*** Opening of Excerpt provided ***

This collection of articles by a group of well-known specialists on Chilean politics, society, and economy is an excellent synthesis of the origins, policies, and consequences of the military dictatorship in Chile from 1973 to the early 1980s. Based on papers delivered at a workshop sponsored by the Woodrow Wilson International Center in 1980, the articles deal with the neoconservative economic experiment, liberalization of foreign trade policies, and changes in the economic functions of the Chilean state, in addition to specific consideration of party, labor, and church opposition to the military government. A final chapter discusses Chilean foreign relations after 1973.

The individual articles in this collection are of high quality and summarize an important segment of the literature on military rule in Chile since 1973. Taken together, they offer theoretical and comparative analysis of authoritarian regimes in Latin America, as well as a solid description of events in Chile from 1973 to approximately 1982.

Although emphasizing that the Chilean military regime has been more “the dictatorship of the commander-in-chief of the armed forces than a military dictatorship per se” (p. 7), the editors and most of the contributors make a consistent effort to compare and contrast the Chilean case to other Latin American military dictatorships since 1964. In addition, the editors offer some interesting parallels between the experience of opposition to Franco in Spain in the immediate postwar years and the dilemmas of opponents to Pinochet in Chile during 1973-80.

Over 50 tables, ranging from macroeconomic indicators (covering the years 1970-82) to specialized data on the agrarian reform and counterreform processes, sources of tax revenues, and housing policy, make the volume a valuable reference for the first decade of the Pinochet regime. At the same time, detailed discussion of the ideological orientation and policies of the military and civilian leadership, as well as of the reactions of major opposition groups, provide a clear and critical view of authoritarian rule in Chile.

*** Close of Excerpt provided ***
*** Opening of Provided information ***

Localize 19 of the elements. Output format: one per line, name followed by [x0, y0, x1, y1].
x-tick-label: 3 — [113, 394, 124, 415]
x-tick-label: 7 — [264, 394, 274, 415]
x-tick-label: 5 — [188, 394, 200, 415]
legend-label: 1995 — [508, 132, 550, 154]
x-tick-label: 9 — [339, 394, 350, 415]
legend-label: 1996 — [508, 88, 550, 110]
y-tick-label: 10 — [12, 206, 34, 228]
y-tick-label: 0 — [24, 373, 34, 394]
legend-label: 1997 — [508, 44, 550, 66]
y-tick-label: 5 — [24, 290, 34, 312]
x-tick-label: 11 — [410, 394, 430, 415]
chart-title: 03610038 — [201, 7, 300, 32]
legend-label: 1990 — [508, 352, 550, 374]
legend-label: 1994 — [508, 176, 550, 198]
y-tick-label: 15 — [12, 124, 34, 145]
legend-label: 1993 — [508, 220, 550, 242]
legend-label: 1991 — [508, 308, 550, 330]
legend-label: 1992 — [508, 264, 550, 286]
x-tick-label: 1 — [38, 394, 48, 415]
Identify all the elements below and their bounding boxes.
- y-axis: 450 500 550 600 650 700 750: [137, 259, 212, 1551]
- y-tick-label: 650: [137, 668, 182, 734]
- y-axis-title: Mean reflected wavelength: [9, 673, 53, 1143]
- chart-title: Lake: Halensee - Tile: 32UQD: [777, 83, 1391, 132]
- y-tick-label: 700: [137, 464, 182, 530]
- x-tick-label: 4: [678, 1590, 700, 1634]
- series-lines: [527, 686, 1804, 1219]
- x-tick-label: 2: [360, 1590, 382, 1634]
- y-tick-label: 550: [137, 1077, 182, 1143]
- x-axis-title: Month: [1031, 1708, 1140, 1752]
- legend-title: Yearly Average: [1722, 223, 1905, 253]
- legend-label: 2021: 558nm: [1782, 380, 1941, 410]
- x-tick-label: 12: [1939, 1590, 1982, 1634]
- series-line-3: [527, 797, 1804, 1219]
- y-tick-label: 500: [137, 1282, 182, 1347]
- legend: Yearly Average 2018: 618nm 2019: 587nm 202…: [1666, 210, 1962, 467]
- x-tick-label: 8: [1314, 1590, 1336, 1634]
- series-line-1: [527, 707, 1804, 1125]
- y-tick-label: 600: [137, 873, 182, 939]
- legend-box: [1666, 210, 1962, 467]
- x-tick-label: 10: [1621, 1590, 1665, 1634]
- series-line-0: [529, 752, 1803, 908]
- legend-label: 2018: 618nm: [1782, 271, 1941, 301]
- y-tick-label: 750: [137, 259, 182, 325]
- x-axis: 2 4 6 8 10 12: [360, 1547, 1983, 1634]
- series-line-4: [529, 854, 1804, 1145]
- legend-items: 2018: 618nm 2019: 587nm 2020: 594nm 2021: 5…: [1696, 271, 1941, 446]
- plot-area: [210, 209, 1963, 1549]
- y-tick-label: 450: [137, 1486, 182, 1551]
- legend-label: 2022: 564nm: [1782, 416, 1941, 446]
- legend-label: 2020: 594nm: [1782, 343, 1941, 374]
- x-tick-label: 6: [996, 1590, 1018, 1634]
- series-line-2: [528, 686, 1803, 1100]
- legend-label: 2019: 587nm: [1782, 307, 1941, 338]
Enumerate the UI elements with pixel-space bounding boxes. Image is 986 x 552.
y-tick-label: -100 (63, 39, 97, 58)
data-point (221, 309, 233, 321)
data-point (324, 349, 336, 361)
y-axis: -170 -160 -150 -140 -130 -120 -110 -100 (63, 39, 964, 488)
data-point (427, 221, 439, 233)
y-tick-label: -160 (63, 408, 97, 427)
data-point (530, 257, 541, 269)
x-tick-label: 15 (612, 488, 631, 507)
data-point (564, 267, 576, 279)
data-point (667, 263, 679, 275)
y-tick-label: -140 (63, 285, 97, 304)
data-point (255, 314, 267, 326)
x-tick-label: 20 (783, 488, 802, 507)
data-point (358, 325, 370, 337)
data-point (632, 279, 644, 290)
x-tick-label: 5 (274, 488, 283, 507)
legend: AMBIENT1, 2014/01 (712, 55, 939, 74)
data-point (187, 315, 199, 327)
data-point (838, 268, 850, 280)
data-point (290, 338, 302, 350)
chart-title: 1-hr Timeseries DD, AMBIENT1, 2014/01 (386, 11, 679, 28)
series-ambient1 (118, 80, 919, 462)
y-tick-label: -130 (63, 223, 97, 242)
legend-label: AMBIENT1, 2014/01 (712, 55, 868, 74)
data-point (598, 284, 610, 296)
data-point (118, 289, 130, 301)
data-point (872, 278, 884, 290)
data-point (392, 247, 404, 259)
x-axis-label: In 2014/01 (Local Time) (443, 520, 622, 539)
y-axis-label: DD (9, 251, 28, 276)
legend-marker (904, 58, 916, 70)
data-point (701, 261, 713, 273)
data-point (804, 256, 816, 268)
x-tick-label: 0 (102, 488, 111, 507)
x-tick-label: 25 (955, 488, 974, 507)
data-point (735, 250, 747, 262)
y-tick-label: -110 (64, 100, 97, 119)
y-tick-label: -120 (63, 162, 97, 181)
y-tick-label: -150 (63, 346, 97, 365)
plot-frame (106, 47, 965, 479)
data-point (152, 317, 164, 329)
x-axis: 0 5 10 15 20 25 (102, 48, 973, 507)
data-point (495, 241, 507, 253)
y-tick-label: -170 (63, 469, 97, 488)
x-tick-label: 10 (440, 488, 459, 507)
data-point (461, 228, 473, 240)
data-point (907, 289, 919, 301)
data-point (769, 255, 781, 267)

*** Close of Provided information ***

- Exercises to complete
1) According to the review of the book on military rule in Chile, what sponsored the workshop where the articles were first delivered as papers?
2) Keep writing the review of the book on military rule in Chile, starting after its last sentence.

- Expected outputs
1) The Woodrow Wilson International Center sponsored it, in 1980.

2)
Due to the unfortunate lag between the original conference and publication of this volume, the contents of several of these articles have been published elsewhere, or in different versions. Nevertheless, the theoretical contributions of Valenzuela and Valenzuela, Garretón, Foxley, and Vergara remain of great value. The editors’ central thesis in the article “Party Oppositions under the Authoritarian Regime” (“[T]he long-dominant Chilean party system will not be obliterated as easily as the military government sympathizers hope or as government detractors fear”—p. 186) remains a key element in understanding the character of regime opposition in Chile to the present. Likewise, the editors’ insistence on the need to understand authoritarian regimes in the context of the “historicity” of parties and interest groups before the advent of the dictatorship is essential for anyone wishing to comprehend the difficulties of forging a coherent, viable alternative to replace the Pinochet government. In this respect, the editors do not attempt to distinguish between opposition to Pinochet, opposition to the authoritarian project, support for restoration of some sort of formal democracy in Chile, and the continuing desire by some for a vía hacia el socialismo, but their general methodological prescription certainly alerts the reader to look for these sorts of problems in analyzing the dilemmas of the opposition to Pinochet.

As the editors recognize in their introduction, this volume is not a comprehensive study of the military dictatorship. It is, however, a volume which should be of great use to all those interested in Chilean politics and society since 1973 and in the more general phenomenon of military rule in Latin America since 1964.